_TASK GOAL_
Where the line containing "Enumerate this screenshot's" appears, begin retyping; continue exactly through the final line of the data. Omit every picture.

Extracted data entries
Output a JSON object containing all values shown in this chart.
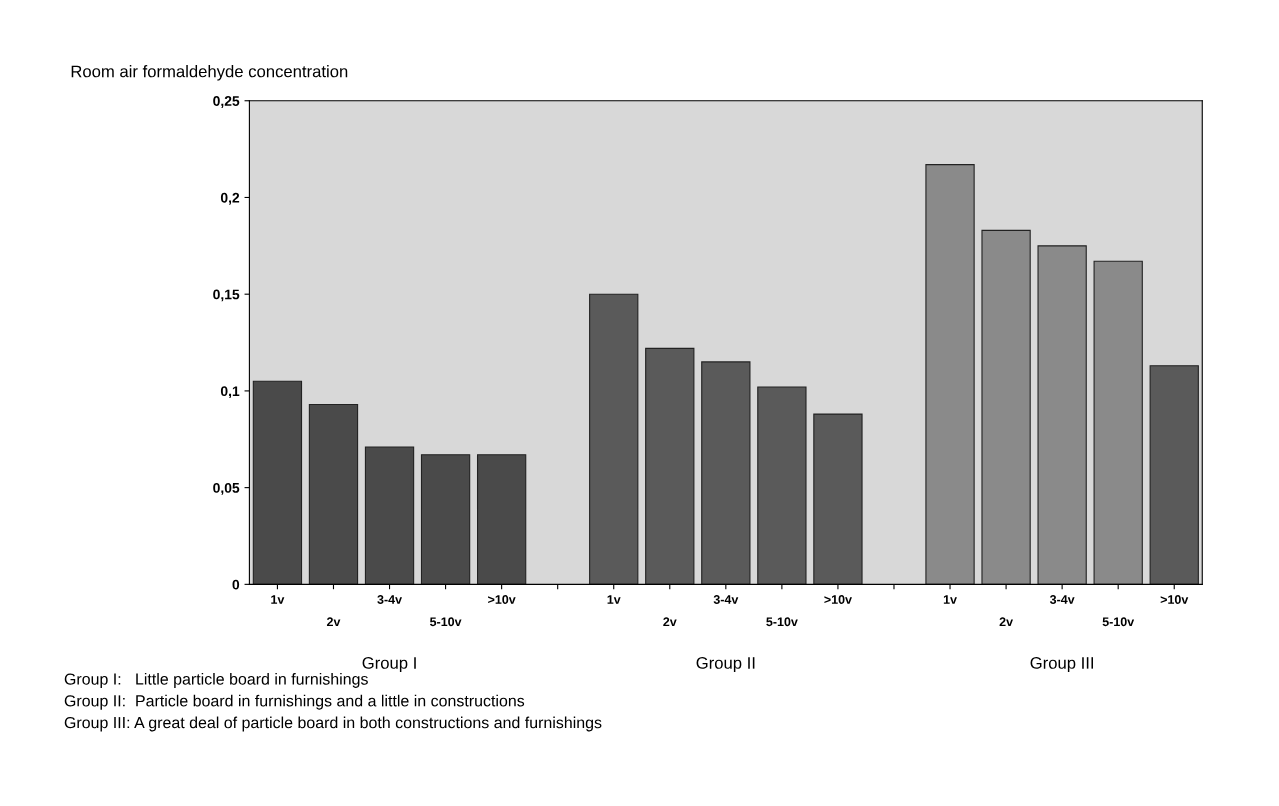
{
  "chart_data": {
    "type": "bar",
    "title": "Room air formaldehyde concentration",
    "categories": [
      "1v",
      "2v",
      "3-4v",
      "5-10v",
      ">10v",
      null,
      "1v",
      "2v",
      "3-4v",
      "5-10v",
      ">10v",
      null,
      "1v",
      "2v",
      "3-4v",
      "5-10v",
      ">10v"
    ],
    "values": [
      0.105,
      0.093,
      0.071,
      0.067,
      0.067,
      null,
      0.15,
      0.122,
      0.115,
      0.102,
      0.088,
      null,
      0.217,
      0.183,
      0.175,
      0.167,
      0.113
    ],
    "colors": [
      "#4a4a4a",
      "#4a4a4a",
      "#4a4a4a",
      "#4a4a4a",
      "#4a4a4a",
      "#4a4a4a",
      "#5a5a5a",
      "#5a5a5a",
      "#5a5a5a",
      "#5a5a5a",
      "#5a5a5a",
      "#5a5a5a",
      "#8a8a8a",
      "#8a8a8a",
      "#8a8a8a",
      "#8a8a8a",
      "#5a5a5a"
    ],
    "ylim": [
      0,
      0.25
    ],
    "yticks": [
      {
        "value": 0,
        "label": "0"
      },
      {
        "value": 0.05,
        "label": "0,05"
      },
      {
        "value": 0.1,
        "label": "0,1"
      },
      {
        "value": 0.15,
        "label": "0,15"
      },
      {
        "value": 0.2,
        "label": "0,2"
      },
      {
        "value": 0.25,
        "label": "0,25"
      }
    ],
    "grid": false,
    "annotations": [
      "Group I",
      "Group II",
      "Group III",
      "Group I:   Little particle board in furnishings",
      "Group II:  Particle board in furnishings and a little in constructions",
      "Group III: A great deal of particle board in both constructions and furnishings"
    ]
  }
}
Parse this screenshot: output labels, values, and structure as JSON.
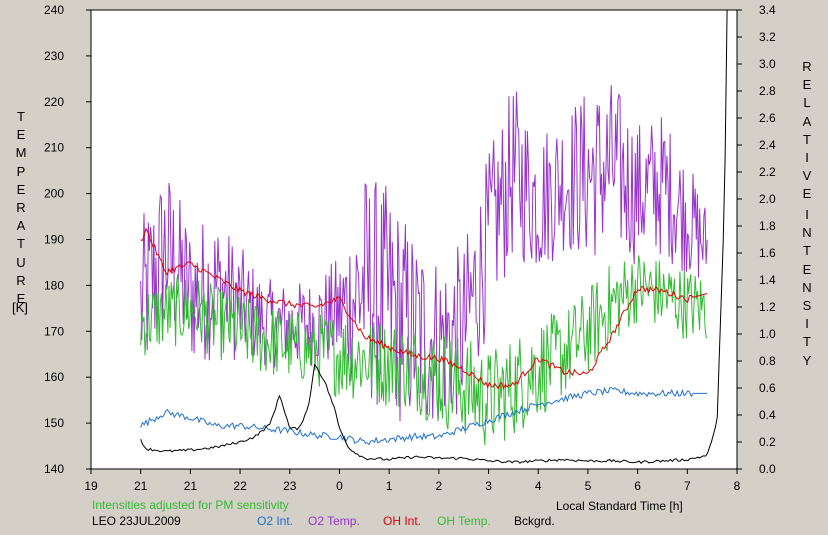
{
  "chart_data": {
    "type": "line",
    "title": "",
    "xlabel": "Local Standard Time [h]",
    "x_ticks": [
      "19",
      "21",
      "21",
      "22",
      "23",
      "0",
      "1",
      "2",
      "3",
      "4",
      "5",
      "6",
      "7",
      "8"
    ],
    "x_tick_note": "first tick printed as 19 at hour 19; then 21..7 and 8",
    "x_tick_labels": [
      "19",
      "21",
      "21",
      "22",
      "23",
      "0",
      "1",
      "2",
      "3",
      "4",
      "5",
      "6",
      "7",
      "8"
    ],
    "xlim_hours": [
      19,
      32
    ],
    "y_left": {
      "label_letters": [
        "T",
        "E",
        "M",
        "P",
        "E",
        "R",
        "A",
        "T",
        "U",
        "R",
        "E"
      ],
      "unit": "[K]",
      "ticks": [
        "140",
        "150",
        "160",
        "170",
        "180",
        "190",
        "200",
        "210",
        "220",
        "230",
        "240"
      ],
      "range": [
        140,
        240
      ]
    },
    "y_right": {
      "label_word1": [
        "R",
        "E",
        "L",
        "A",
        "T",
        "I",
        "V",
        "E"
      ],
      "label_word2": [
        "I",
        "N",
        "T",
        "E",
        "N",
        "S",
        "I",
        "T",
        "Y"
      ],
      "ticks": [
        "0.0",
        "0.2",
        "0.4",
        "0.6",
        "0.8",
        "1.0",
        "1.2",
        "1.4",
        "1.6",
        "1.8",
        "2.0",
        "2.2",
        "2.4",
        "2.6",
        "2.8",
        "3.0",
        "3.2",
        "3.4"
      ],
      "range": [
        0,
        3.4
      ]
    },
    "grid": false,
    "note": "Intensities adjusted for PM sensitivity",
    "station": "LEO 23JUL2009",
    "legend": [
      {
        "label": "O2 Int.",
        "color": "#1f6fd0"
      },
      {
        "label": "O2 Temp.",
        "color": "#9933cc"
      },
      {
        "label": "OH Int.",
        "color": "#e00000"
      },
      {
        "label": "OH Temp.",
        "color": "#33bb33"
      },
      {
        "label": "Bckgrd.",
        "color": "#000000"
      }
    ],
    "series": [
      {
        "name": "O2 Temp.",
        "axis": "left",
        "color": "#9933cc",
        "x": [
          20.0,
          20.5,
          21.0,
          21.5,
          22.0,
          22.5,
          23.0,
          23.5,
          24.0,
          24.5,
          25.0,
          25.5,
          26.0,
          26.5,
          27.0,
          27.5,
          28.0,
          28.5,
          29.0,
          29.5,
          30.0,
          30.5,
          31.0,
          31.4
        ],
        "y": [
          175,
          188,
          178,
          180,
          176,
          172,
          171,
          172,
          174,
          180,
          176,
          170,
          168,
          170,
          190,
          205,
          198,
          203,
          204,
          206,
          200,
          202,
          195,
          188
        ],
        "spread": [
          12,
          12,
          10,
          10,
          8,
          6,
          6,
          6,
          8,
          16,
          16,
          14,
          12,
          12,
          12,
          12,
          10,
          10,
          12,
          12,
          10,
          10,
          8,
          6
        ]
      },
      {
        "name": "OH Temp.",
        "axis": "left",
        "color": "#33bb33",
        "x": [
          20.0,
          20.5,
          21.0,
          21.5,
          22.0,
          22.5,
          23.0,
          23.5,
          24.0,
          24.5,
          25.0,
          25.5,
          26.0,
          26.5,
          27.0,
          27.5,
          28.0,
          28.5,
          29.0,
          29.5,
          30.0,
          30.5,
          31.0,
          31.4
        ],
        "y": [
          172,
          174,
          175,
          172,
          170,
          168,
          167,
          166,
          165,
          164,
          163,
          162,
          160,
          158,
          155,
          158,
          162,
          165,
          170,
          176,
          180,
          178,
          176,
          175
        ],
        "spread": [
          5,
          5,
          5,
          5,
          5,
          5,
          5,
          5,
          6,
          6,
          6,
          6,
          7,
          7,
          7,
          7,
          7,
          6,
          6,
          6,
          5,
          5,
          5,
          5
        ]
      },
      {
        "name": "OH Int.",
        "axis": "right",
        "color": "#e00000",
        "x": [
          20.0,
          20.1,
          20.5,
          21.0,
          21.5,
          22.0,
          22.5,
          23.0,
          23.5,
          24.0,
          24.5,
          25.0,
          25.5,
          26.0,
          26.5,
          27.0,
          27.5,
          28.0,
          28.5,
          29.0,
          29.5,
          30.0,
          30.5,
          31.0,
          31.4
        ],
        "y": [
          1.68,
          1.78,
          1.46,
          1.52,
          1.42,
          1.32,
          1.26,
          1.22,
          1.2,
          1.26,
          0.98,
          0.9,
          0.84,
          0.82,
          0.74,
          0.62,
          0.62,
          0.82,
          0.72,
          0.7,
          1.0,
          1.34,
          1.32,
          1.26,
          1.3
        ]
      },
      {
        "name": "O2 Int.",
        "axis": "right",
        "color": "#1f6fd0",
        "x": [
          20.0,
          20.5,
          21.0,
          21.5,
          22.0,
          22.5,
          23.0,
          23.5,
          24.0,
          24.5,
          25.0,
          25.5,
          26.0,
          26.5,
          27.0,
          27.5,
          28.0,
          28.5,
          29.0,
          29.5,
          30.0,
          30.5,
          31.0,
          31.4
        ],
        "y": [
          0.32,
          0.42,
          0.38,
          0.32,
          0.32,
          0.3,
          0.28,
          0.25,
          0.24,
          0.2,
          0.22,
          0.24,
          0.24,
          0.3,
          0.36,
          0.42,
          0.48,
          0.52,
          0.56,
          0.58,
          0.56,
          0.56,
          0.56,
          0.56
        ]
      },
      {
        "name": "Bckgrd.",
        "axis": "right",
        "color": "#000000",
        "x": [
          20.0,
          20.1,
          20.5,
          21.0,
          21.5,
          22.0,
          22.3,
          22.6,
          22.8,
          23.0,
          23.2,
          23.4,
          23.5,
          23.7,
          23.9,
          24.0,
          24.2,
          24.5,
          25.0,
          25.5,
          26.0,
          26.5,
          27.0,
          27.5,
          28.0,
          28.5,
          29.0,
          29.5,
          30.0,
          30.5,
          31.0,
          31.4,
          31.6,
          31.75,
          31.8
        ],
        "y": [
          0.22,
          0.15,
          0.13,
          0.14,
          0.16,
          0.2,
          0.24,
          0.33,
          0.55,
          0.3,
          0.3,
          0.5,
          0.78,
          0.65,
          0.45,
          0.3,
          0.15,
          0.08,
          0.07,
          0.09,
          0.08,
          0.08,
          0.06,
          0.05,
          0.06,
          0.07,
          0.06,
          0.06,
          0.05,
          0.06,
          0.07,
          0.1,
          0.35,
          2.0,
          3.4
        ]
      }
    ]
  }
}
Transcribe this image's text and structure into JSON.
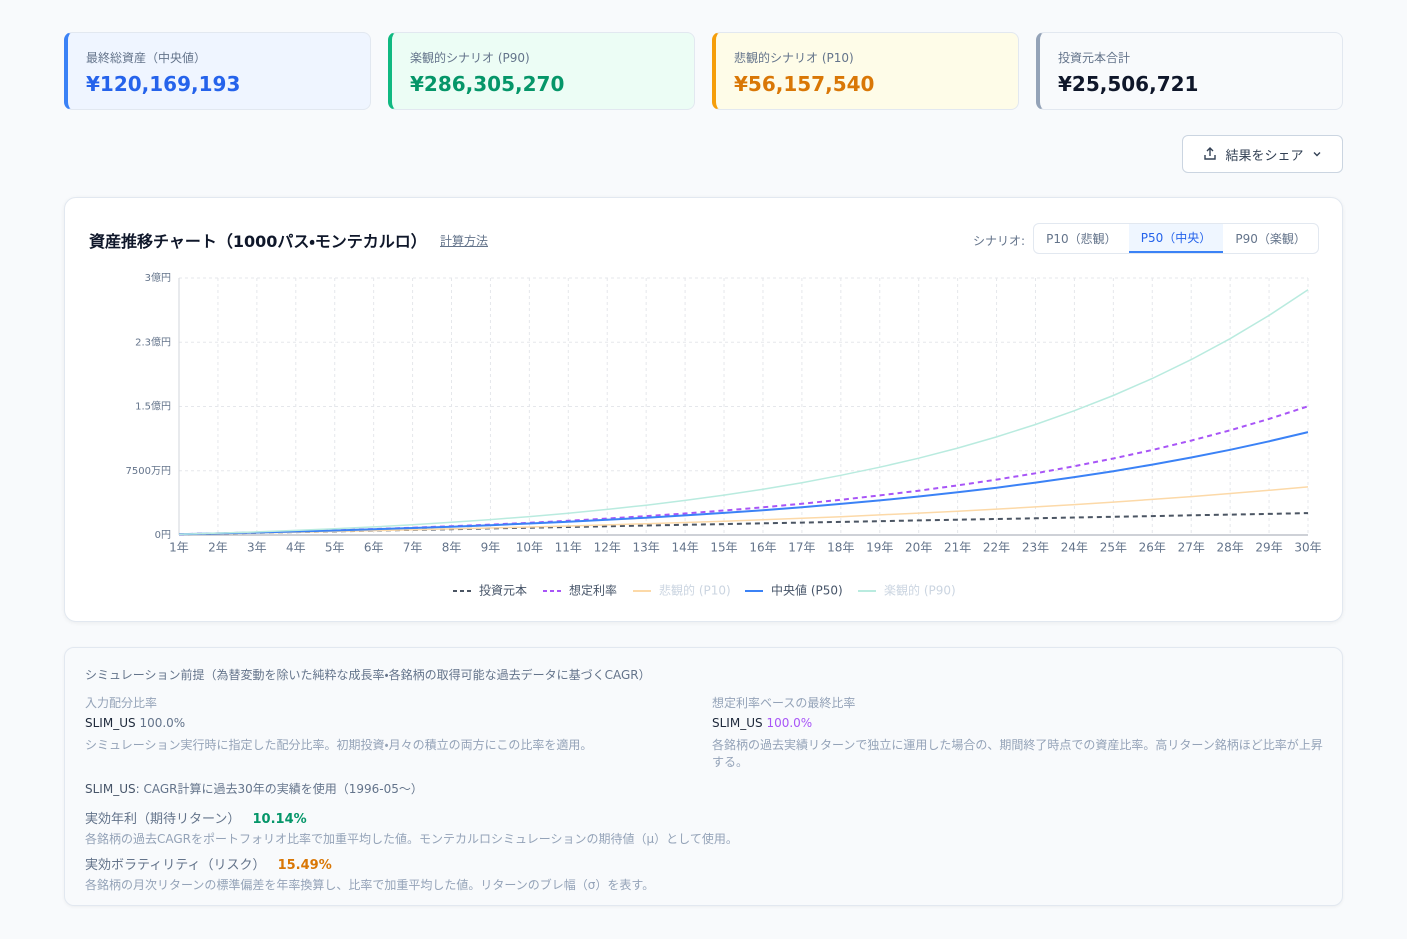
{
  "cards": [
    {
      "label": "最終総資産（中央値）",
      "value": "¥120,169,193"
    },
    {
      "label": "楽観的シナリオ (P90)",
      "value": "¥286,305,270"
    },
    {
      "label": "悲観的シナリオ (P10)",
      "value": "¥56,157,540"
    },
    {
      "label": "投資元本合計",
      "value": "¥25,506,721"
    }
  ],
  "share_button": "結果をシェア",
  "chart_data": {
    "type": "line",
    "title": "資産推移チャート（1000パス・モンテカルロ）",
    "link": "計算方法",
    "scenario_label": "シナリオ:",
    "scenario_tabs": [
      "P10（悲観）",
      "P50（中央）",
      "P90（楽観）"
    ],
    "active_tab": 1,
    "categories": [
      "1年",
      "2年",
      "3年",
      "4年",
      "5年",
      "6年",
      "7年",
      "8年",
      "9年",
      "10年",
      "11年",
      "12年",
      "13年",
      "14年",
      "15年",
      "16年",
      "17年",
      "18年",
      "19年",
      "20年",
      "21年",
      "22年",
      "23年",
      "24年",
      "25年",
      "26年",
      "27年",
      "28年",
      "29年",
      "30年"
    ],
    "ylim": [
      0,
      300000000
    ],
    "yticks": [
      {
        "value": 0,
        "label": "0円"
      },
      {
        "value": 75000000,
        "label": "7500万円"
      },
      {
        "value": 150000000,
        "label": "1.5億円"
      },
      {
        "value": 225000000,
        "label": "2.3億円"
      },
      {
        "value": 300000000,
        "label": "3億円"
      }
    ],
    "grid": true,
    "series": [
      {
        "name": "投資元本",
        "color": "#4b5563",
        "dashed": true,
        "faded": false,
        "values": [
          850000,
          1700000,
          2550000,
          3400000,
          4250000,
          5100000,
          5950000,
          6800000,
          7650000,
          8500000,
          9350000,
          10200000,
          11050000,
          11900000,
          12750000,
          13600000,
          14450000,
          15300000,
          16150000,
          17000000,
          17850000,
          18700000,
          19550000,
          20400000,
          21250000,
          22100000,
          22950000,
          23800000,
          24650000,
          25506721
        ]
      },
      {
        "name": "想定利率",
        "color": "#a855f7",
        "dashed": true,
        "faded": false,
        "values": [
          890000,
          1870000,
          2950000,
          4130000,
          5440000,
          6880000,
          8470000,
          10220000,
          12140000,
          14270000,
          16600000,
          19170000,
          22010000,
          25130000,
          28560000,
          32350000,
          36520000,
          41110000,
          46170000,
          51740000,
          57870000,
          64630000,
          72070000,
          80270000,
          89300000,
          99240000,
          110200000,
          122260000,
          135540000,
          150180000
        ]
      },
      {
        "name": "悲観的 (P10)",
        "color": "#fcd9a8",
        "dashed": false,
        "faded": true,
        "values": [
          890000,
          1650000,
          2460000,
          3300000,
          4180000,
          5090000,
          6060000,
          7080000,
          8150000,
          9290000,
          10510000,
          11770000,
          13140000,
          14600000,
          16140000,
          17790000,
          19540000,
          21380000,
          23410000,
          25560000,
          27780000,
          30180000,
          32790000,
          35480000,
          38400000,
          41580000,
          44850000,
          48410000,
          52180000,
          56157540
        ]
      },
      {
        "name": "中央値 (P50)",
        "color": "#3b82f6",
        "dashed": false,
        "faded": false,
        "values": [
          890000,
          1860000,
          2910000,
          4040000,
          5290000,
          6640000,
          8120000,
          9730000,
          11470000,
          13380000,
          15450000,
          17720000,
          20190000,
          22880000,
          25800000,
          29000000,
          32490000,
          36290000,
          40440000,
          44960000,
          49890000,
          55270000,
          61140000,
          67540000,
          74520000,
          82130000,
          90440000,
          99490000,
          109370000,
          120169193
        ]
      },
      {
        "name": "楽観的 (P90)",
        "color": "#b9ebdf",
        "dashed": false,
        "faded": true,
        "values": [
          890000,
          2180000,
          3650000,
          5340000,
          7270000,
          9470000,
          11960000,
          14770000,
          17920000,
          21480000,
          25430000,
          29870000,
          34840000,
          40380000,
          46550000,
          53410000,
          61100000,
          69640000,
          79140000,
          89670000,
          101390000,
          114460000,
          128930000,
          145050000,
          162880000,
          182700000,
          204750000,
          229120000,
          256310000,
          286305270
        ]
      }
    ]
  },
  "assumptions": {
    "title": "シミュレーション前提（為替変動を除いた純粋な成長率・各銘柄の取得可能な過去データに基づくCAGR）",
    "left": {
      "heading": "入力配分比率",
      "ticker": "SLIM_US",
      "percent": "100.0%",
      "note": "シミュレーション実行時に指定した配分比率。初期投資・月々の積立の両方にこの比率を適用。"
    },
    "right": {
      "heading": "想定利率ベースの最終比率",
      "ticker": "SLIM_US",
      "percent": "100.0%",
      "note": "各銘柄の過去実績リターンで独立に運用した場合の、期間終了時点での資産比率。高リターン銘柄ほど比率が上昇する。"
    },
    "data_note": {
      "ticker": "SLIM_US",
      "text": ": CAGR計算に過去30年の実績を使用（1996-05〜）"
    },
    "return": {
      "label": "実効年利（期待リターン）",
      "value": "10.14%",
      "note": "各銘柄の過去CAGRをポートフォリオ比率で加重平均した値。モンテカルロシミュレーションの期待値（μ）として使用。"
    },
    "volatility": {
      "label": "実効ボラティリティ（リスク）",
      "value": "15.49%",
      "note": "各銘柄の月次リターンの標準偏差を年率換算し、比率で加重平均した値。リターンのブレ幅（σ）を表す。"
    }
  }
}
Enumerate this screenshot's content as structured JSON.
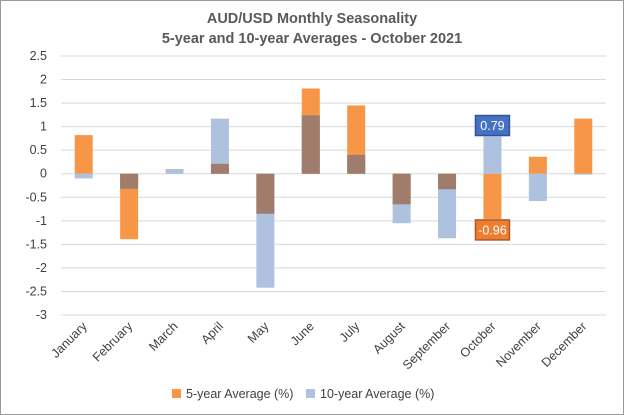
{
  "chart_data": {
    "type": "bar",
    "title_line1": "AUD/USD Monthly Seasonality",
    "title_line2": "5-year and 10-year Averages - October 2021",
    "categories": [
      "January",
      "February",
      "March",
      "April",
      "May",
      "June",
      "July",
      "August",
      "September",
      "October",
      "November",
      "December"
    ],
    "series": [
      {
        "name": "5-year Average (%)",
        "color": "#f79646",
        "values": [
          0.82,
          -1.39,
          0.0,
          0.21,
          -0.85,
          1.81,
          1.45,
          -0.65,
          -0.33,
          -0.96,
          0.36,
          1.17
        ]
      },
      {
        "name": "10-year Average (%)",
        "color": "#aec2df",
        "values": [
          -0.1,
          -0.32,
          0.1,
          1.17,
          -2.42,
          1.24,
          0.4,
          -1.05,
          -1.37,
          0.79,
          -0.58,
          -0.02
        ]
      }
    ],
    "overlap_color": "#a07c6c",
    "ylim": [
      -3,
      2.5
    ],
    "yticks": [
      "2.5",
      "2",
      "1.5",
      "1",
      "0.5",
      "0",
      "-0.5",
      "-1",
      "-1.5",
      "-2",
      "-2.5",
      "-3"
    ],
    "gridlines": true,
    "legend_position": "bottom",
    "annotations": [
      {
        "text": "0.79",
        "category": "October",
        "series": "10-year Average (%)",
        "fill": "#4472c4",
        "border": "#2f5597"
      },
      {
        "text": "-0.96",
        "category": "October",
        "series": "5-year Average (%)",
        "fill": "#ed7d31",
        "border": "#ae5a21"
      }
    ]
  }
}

_FINISHED EXERCISE_
Enumerate this screenshot's content as structured JSON.
{
  "chart_data": {
    "type": "bar",
    "title_line1": "AUD/USD Monthly Seasonality",
    "title_line2": "5-year and 10-year Averages - October 2021",
    "categories": [
      "January",
      "February",
      "March",
      "April",
      "May",
      "June",
      "July",
      "August",
      "September",
      "October",
      "November",
      "December"
    ],
    "series": [
      {
        "name": "5-year Average (%)",
        "color": "#f79646",
        "values": [
          0.82,
          -1.39,
          0.0,
          0.21,
          -0.85,
          1.81,
          1.45,
          -0.65,
          -0.33,
          -0.96,
          0.36,
          1.17
        ]
      },
      {
        "name": "10-year Average (%)",
        "color": "#aec2df",
        "values": [
          -0.1,
          -0.32,
          0.1,
          1.17,
          -2.42,
          1.24,
          0.4,
          -1.05,
          -1.37,
          0.79,
          -0.58,
          -0.02
        ]
      }
    ],
    "overlap_color": "#a07c6c",
    "ylim": [
      -3,
      2.5
    ],
    "yticks": [
      "2.5",
      "2",
      "1.5",
      "1",
      "0.5",
      "0",
      "-0.5",
      "-1",
      "-1.5",
      "-2",
      "-2.5",
      "-3"
    ],
    "gridlines": true,
    "legend_position": "bottom",
    "annotations": [
      {
        "text": "0.79",
        "category": "October",
        "series": "10-year Average (%)",
        "fill": "#4472c4",
        "border": "#2f5597"
      },
      {
        "text": "-0.96",
        "category": "October",
        "series": "5-year Average (%)",
        "fill": "#ed7d31",
        "border": "#ae5a21"
      }
    ]
  }
}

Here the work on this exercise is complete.